> **Short task**
Which lines hold the string "name"? Copy every one of them.

*** Data for the task

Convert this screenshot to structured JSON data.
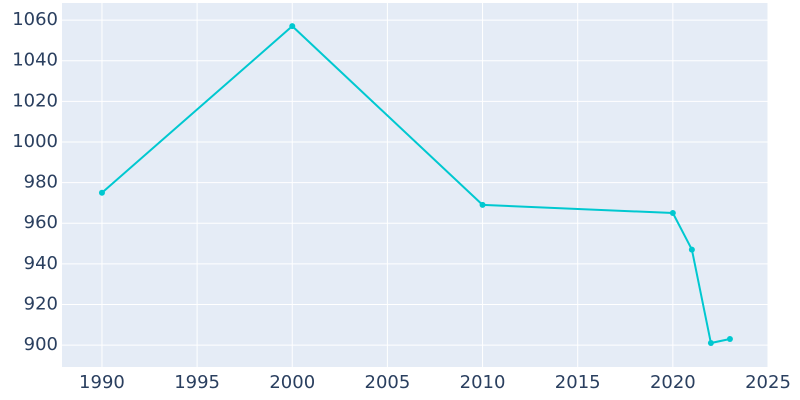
{
  "chart_data": {
    "type": "line",
    "x": [
      1990,
      2000,
      2010,
      2020,
      2021,
      2022,
      2023
    ],
    "series": [
      {
        "color": "#00c8d0",
        "values": [
          975,
          1057,
          969,
          965,
          947,
          901,
          903
        ]
      }
    ],
    "xlim": [
      1987.9,
      2025
    ],
    "xticks": [
      1990,
      1995,
      2000,
      2005,
      2010,
      2015,
      2020,
      2025
    ],
    "ylim": [
      889.2,
      1068.4
    ],
    "yticks": [
      900,
      920,
      940,
      960,
      980,
      1000,
      1020,
      1040,
      1060
    ],
    "grid": true
  }
}
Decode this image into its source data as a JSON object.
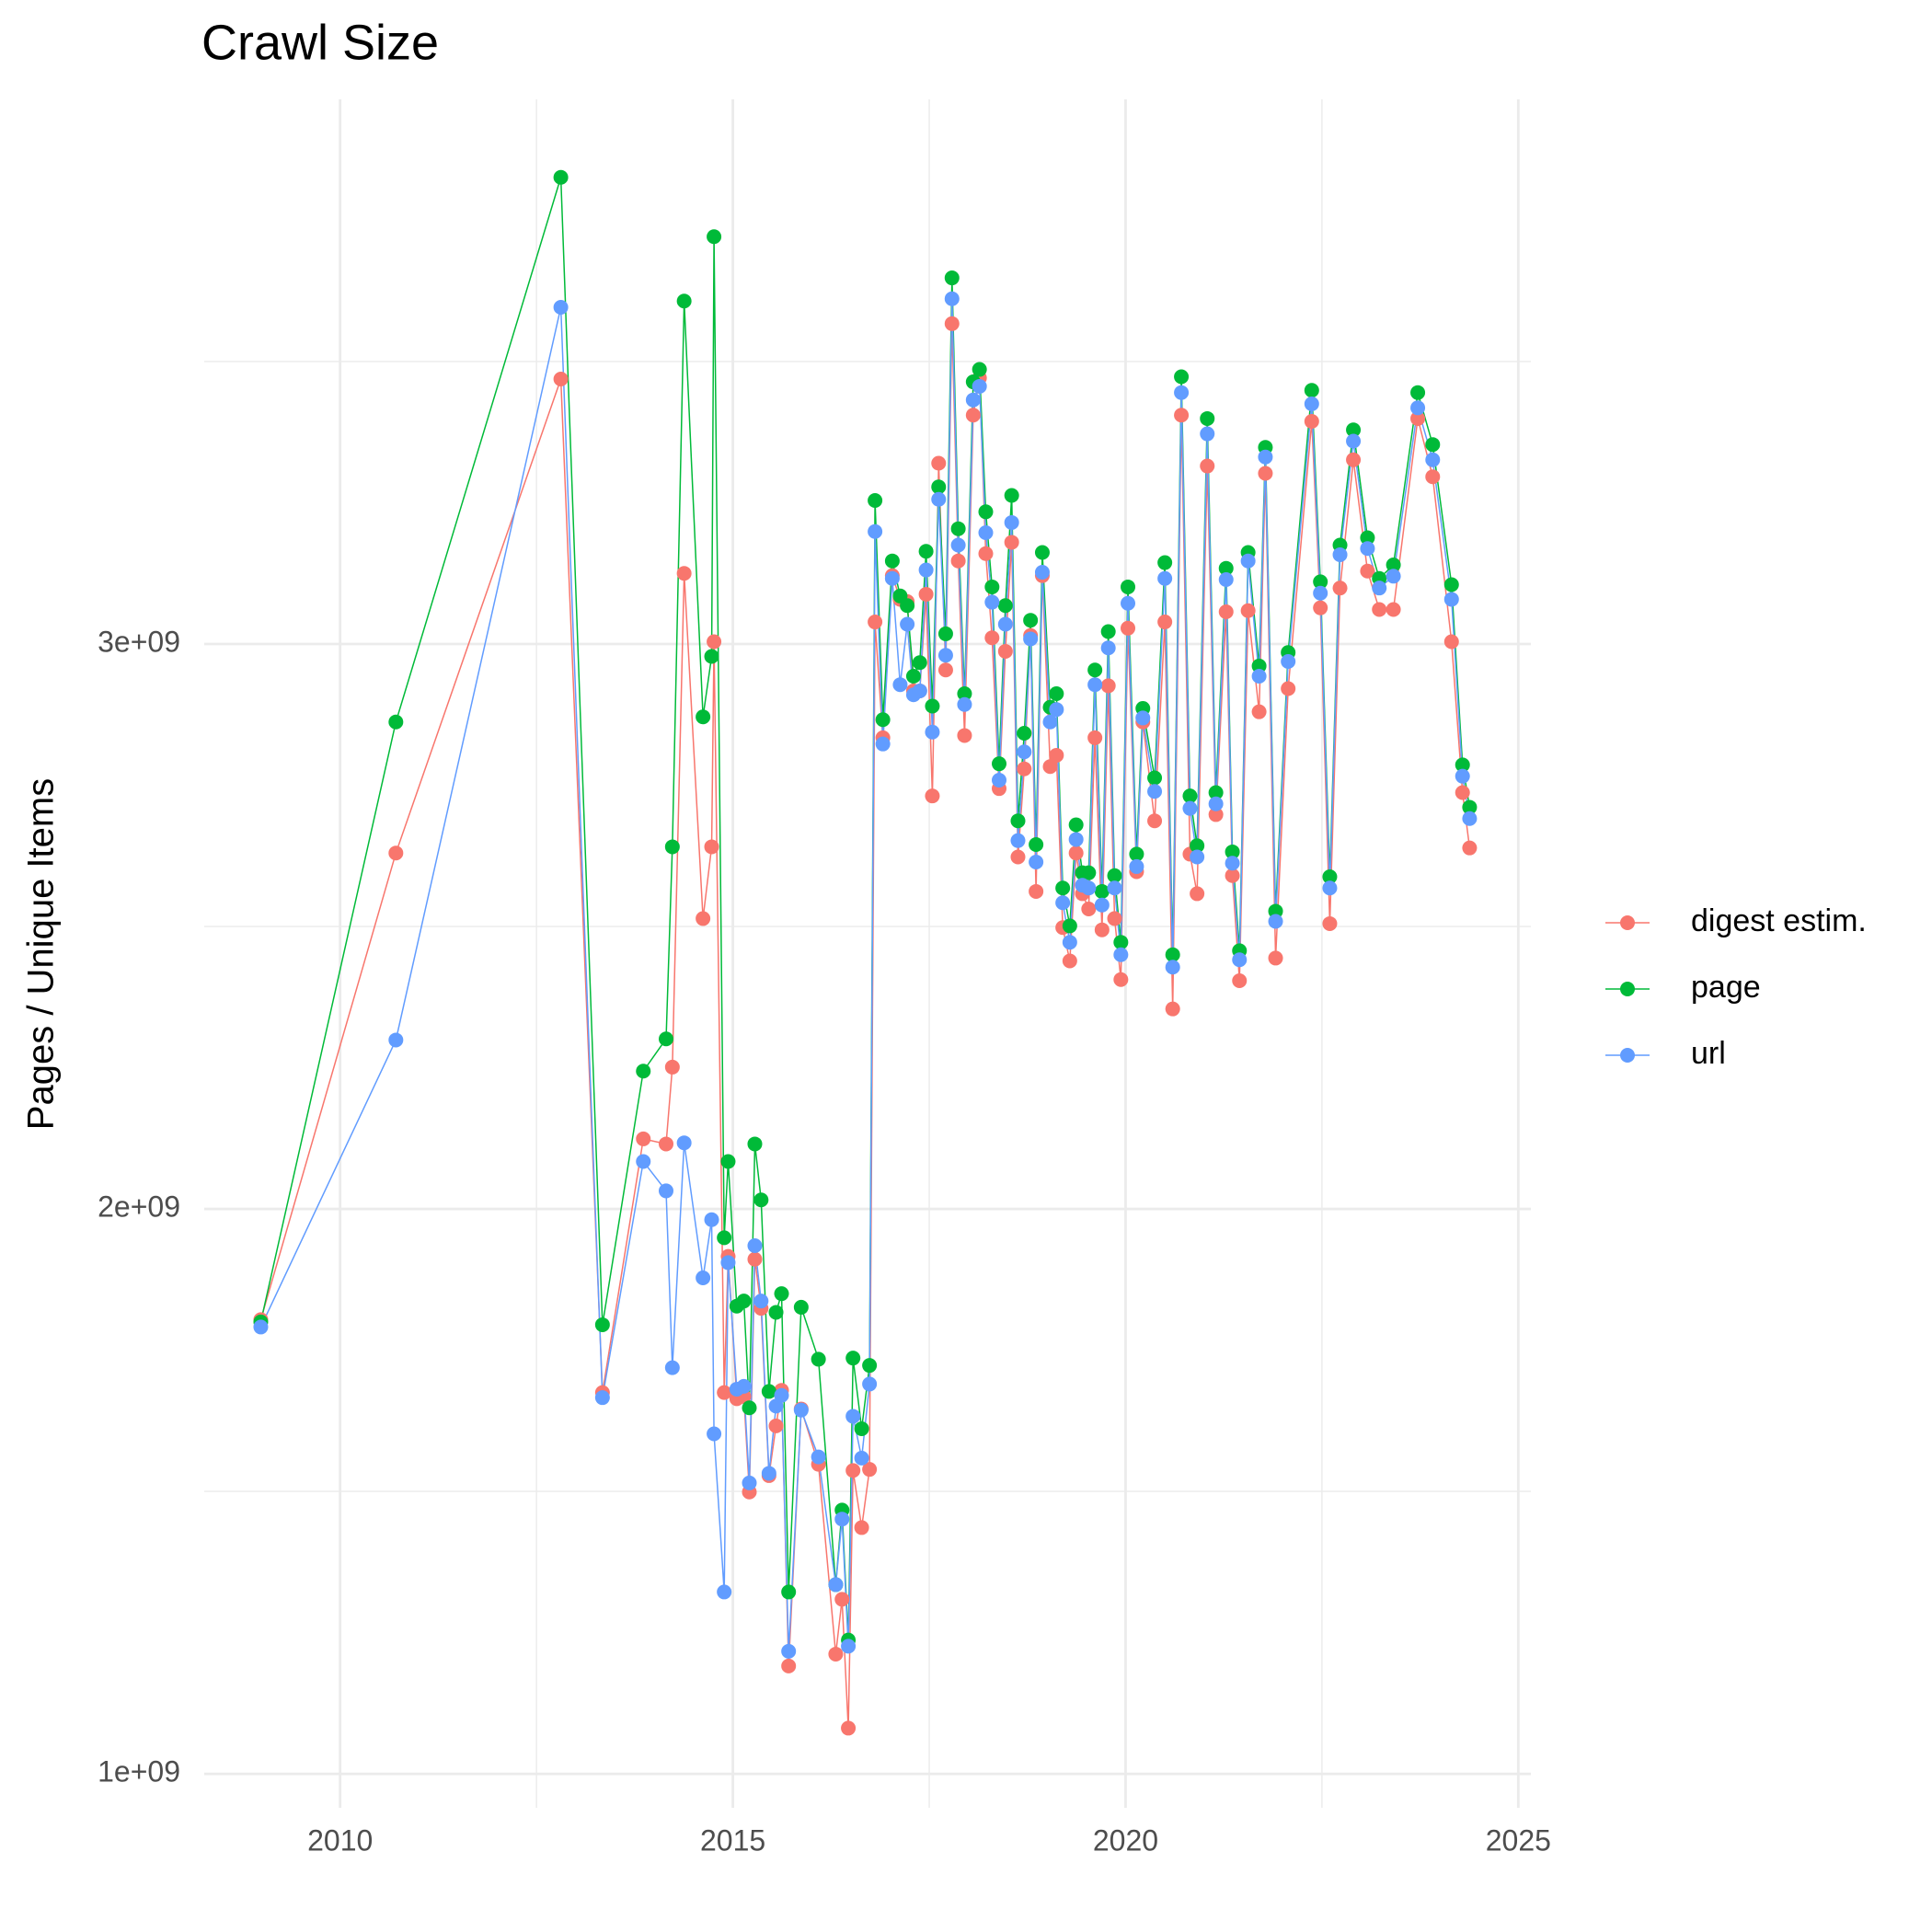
{
  "chart_data": {
    "type": "line",
    "title": "Crawl Size",
    "y_label": "Pages / Unique Items",
    "legend": "right",
    "grid": true,
    "xlim": [
      2008.27,
      2025.16
    ],
    "xticks": [
      2010,
      2015,
      2020,
      2025
    ],
    "x_minor_grid": [
      2012.5,
      2017.5,
      2022.5
    ],
    "ylim": [
      940000000.0,
      3964000000.0
    ],
    "yticks": [
      {
        "value": 1000000000.0,
        "label": "1e+09"
      },
      {
        "value": 2000000000.0,
        "label": "2e+09"
      },
      {
        "value": 3000000000.0,
        "label": "3e+09"
      }
    ],
    "y_minor_grid": [
      1500000000.0,
      2500000000.0,
      3500000000.0
    ],
    "x": [
      2008.99,
      2010.71,
      2012.81,
      2013.34,
      2013.86,
      2014.15,
      2014.23,
      2014.38,
      2014.62,
      2014.73,
      2014.76,
      2014.89,
      2014.94,
      2015.05,
      2015.14,
      2015.21,
      2015.28,
      2015.36,
      2015.46,
      2015.55,
      2015.62,
      2015.71,
      2015.87,
      2016.09,
      2016.31,
      2016.39,
      2016.47,
      2016.53,
      2016.64,
      2016.74,
      2016.81,
      2016.91,
      2017.03,
      2017.13,
      2017.22,
      2017.3,
      2017.38,
      2017.46,
      2017.54,
      2017.62,
      2017.71,
      2017.79,
      2017.87,
      2017.95,
      2018.06,
      2018.14,
      2018.22,
      2018.3,
      2018.39,
      2018.47,
      2018.55,
      2018.63,
      2018.71,
      2018.79,
      2018.86,
      2018.94,
      2019.04,
      2019.12,
      2019.2,
      2019.29,
      2019.37,
      2019.45,
      2019.53,
      2019.61,
      2019.7,
      2019.78,
      2019.86,
      2019.94,
      2020.03,
      2020.14,
      2020.22,
      2020.37,
      2020.5,
      2020.6,
      2020.71,
      2020.82,
      2020.91,
      2021.04,
      2021.15,
      2021.28,
      2021.36,
      2021.45,
      2021.56,
      2021.7,
      2021.78,
      2021.91,
      2022.07,
      2022.37,
      2022.48,
      2022.6,
      2022.73,
      2022.9,
      2023.08,
      2023.23,
      2023.41,
      2023.72,
      2023.91,
      2024.15,
      2024.29,
      2024.38
    ],
    "series": [
      {
        "name": "digest estim.",
        "color": "#F8766D",
        "values": [
          1804000000.0,
          2630000000.0,
          3469000000.0,
          1675000000.0,
          2124000000.0,
          2115000000.0,
          2251000000.0,
          3125000000.0,
          2514000000.0,
          2641000000.0,
          3004000000.0,
          1675000000.0,
          1916000000.0,
          1664000000.0,
          1668000000.0,
          1499000000.0,
          1911000000.0,
          1824000000.0,
          1528000000.0,
          1616000000.0,
          1679000000.0,
          1191000000.0,
          1646000000.0,
          1548000000.0,
          1212000000.0,
          1309000000.0,
          1081000000.0,
          1537000000.0,
          1436000000.0,
          1539000000.0,
          3039000000.0,
          2834000000.0,
          3121000000.0,
          3079000000.0,
          3075000000.0,
          2917000000.0,
          2917000000.0,
          3088000000.0,
          2731000000.0,
          3320000000.0,
          2954000000.0,
          3567000000.0,
          3147000000.0,
          2838000000.0,
          3405000000.0,
          3471000000.0,
          3160000000.0,
          3011000000.0,
          2744000000.0,
          2987000000.0,
          3180000000.0,
          2623000000.0,
          2779000000.0,
          3015000000.0,
          2562000000.0,
          3121000000.0,
          2783000000.0,
          2803000000.0,
          2498000000.0,
          2439000000.0,
          2630000000.0,
          2558000000.0,
          2531000000.0,
          2834000000.0,
          2494000000.0,
          2926000000.0,
          2514000000.0,
          2406000000.0,
          3028000000.0,
          2597000000.0,
          2862000000.0,
          2687000000.0,
          3039000000.0,
          2354000000.0,
          3405000000.0,
          2628000000.0,
          2558000000.0,
          3315000000.0,
          2698000000.0,
          3057000000.0,
          2590000000.0,
          2404000000.0,
          3059000000.0,
          2880000000.0,
          3302000000.0,
          2444000000.0,
          2921000000.0,
          3394000000.0,
          3064000000.0,
          2505000000.0,
          3099000000.0,
          3326000000.0,
          3129000000.0,
          3061000000.0,
          3061000000.0,
          3399000000.0,
          3296000000.0,
          3004000000.0,
          2737000000.0,
          2639000000.0
        ]
      },
      {
        "name": "page",
        "color": "#00BA38",
        "values": [
          1800000000.0,
          2862000000.0,
          3826000000.0,
          1795000000.0,
          2244000000.0,
          2301000000.0,
          2641000000.0,
          3607000000.0,
          2871000000.0,
          2978000000.0,
          3721000000.0,
          1949000000.0,
          2084000000.0,
          1828000000.0,
          1837000000.0,
          1648000000.0,
          2115000000.0,
          2016000000.0,
          1677000000.0,
          1817000000.0,
          1850000000.0,
          1322000000.0,
          1826000000.0,
          1734000000.0,
          1335000000.0,
          1467000000.0,
          1237000000.0,
          1736000000.0,
          1611000000.0,
          1723000000.0,
          3254000000.0,
          2866000000.0,
          3147000000.0,
          3085000000.0,
          3068000000.0,
          2943000000.0,
          2967000000.0,
          3164000000.0,
          2890000000.0,
          3278000000.0,
          3018000000.0,
          3648000000.0,
          3204000000.0,
          2912000000.0,
          3464000000.0,
          3486000000.0,
          3234000000.0,
          3101000000.0,
          2788000000.0,
          3068000000.0,
          3263000000.0,
          2687000000.0,
          2842000000.0,
          3042000000.0,
          2645000000.0,
          3162000000.0,
          2888000000.0,
          2912000000.0,
          2568000000.0,
          2501000000.0,
          2680000000.0,
          2595000000.0,
          2595000000.0,
          2954000000.0,
          2562000000.0,
          3022000000.0,
          2590000000.0,
          2472000000.0,
          3101000000.0,
          2628000000.0,
          2886000000.0,
          2763000000.0,
          3144000000.0,
          2450000000.0,
          3473000000.0,
          2731000000.0,
          2643000000.0,
          3399000000.0,
          2737000000.0,
          3134000000.0,
          2632000000.0,
          2457000000.0,
          3162000000.0,
          2961000000.0,
          3348000000.0,
          2527000000.0,
          2985000000.0,
          3449000000.0,
          3110000000.0,
          2588000000.0,
          3175000000.0,
          3379000000.0,
          3188000000.0,
          3116000000.0,
          3140000000.0,
          3445000000.0,
          3353000000.0,
          3105000000.0,
          2786000000.0,
          2711000000.0
        ]
      },
      {
        "name": "url",
        "color": "#619CFF",
        "values": [
          1791000000.0,
          2299000000.0,
          3596000000.0,
          1666000000.0,
          2084000000.0,
          2032000000.0,
          1719000000.0,
          2117000000.0,
          1878000000.0,
          1981000000.0,
          1602000000.0,
          1322000000.0,
          1905000000.0,
          1681000000.0,
          1686000000.0,
          1515000000.0,
          1935000000.0,
          1837000000.0,
          1532000000.0,
          1651000000.0,
          1670000000.0,
          1217000000.0,
          1644000000.0,
          1561000000.0,
          1335000000.0,
          1451000000.0,
          1226000000.0,
          1633000000.0,
          1559000000.0,
          1690000000.0,
          3199000000.0,
          2823000000.0,
          3116000000.0,
          2928000000.0,
          3035000000.0,
          2910000000.0,
          2917000000.0,
          3131000000.0,
          2844000000.0,
          3256000000.0,
          2980000000.0,
          3611000000.0,
          3175000000.0,
          2893000000.0,
          3432000000.0,
          3456000000.0,
          3197000000.0,
          3074000000.0,
          2759000000.0,
          3035000000.0,
          3215000000.0,
          2652000000.0,
          2809000000.0,
          3009000000.0,
          2614000000.0,
          3127000000.0,
          2862000000.0,
          2884000000.0,
          2542000000.0,
          2472000000.0,
          2654000000.0,
          2573000000.0,
          2568000000.0,
          2928000000.0,
          2538000000.0,
          2993000000.0,
          2568000000.0,
          2450000000.0,
          3072000000.0,
          2606000000.0,
          2869000000.0,
          2739000000.0,
          3116000000.0,
          2428000000.0,
          3445000000.0,
          2709000000.0,
          2623000000.0,
          3372000000.0,
          2717000000.0,
          3114000000.0,
          2612000000.0,
          2441000000.0,
          3147000000.0,
          2943000000.0,
          3331000000.0,
          2509000000.0,
          2969000000.0,
          3425000000.0,
          3090000000.0,
          2568000000.0,
          3158000000.0,
          3359000000.0,
          3169000000.0,
          3099000000.0,
          3120000000.0,
          3418000000.0,
          3326000000.0,
          3079000000.0,
          2766000000.0,
          2691000000.0
        ]
      }
    ]
  }
}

******

> **Solution**
        "name": "digest estim.",
        "name": "page",
        "name": "url",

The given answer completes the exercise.